* BEGIN *
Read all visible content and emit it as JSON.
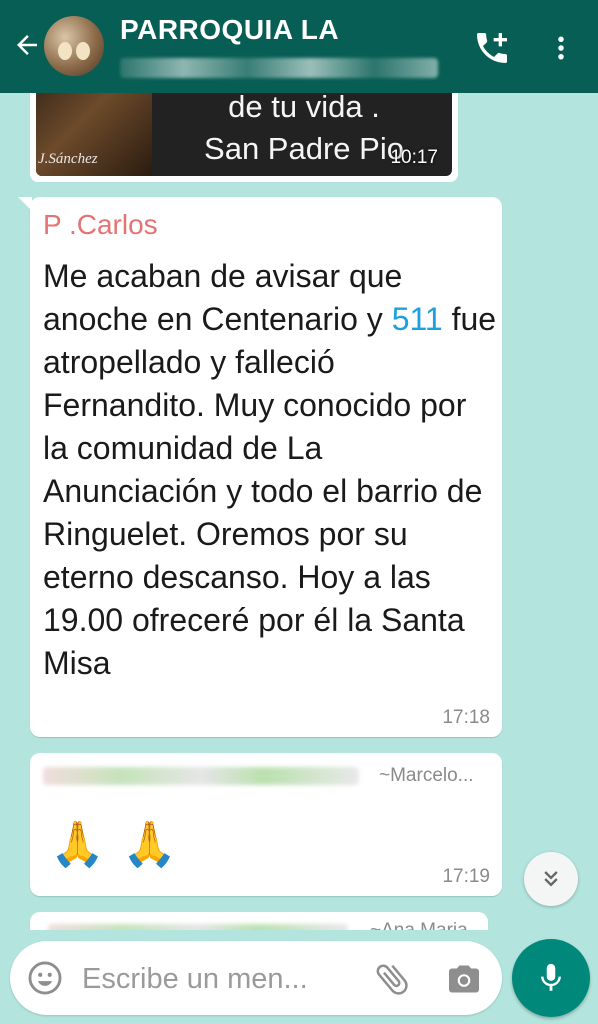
{
  "header": {
    "title": "PARROQUIA LA",
    "background": "#075e54"
  },
  "messages": {
    "image_message": {
      "caption_line1": "de tu vida .",
      "caption_line2": "San Padre Pio",
      "signature": "J.Sánchez",
      "time": "10:17"
    },
    "text_message": {
      "sender": "P .Carlos",
      "text_before_link": "Me acaban de avisar que anoche en Centenario y ",
      "link": "511",
      "text_after_link": " fue atropellado y falleció Fernandito. Muy conocido por la comunidad de La Anunciación y todo el barrio de Ringuelet. Oremos por su eterno descanso. Hoy a las 19.00 ofreceré por él la Santa Misa",
      "time": "17:18"
    },
    "emoji_message": {
      "sender_name": "~Marcelo...",
      "emoji1": "🙏",
      "emoji2": "🙏",
      "time": "17:19"
    },
    "partial_message": {
      "sender_name": "~Ana Maria"
    }
  },
  "composer": {
    "placeholder": "Escribe un men..."
  },
  "icons": {
    "back": "back-arrow-icon",
    "call": "add-call-icon",
    "menu": "more-vert-icon",
    "emoji": "emoji-icon",
    "attach": "paperclip-icon",
    "camera": "camera-icon",
    "mic": "mic-icon",
    "scroll": "double-chevron-down-icon"
  },
  "colors": {
    "chat_background": "#b3e5de",
    "sender_color": "#e57373",
    "link_color": "#1e9fe0",
    "accent": "#00897b"
  }
}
* END *
WHAT NEEDS TO BE DONE – Reproduce the full material exactly, excluding the pictures.

CORRECT RESPONSE –
Read all visible content and emit it as JSON.
{
  "header": {
    "title": "PARROQUIA LA",
    "background": "#075e54"
  },
  "messages": {
    "image_message": {
      "caption_line1": "de tu vida .",
      "caption_line2": "San Padre Pio",
      "signature": "J.Sánchez",
      "time": "10:17"
    },
    "text_message": {
      "sender": "P .Carlos",
      "text_before_link": "Me acaban de avisar que anoche en Centenario y ",
      "link": "511",
      "text_after_link": " fue atropellado y falleció Fernandito. Muy conocido por la comunidad de La Anunciación y todo el barrio de Ringuelet. Oremos por su eterno descanso. Hoy a las 19.00 ofreceré por él la Santa Misa",
      "time": "17:18"
    },
    "emoji_message": {
      "sender_name": "~Marcelo...",
      "emoji1": "🙏",
      "emoji2": "🙏",
      "time": "17:19"
    },
    "partial_message": {
      "sender_name": "~Ana Maria"
    }
  },
  "composer": {
    "placeholder": "Escribe un men..."
  },
  "icons": {
    "back": "back-arrow-icon",
    "call": "add-call-icon",
    "menu": "more-vert-icon",
    "emoji": "emoji-icon",
    "attach": "paperclip-icon",
    "camera": "camera-icon",
    "mic": "mic-icon",
    "scroll": "double-chevron-down-icon"
  },
  "colors": {
    "chat_background": "#b3e5de",
    "sender_color": "#e57373",
    "link_color": "#1e9fe0",
    "accent": "#00897b"
  }
}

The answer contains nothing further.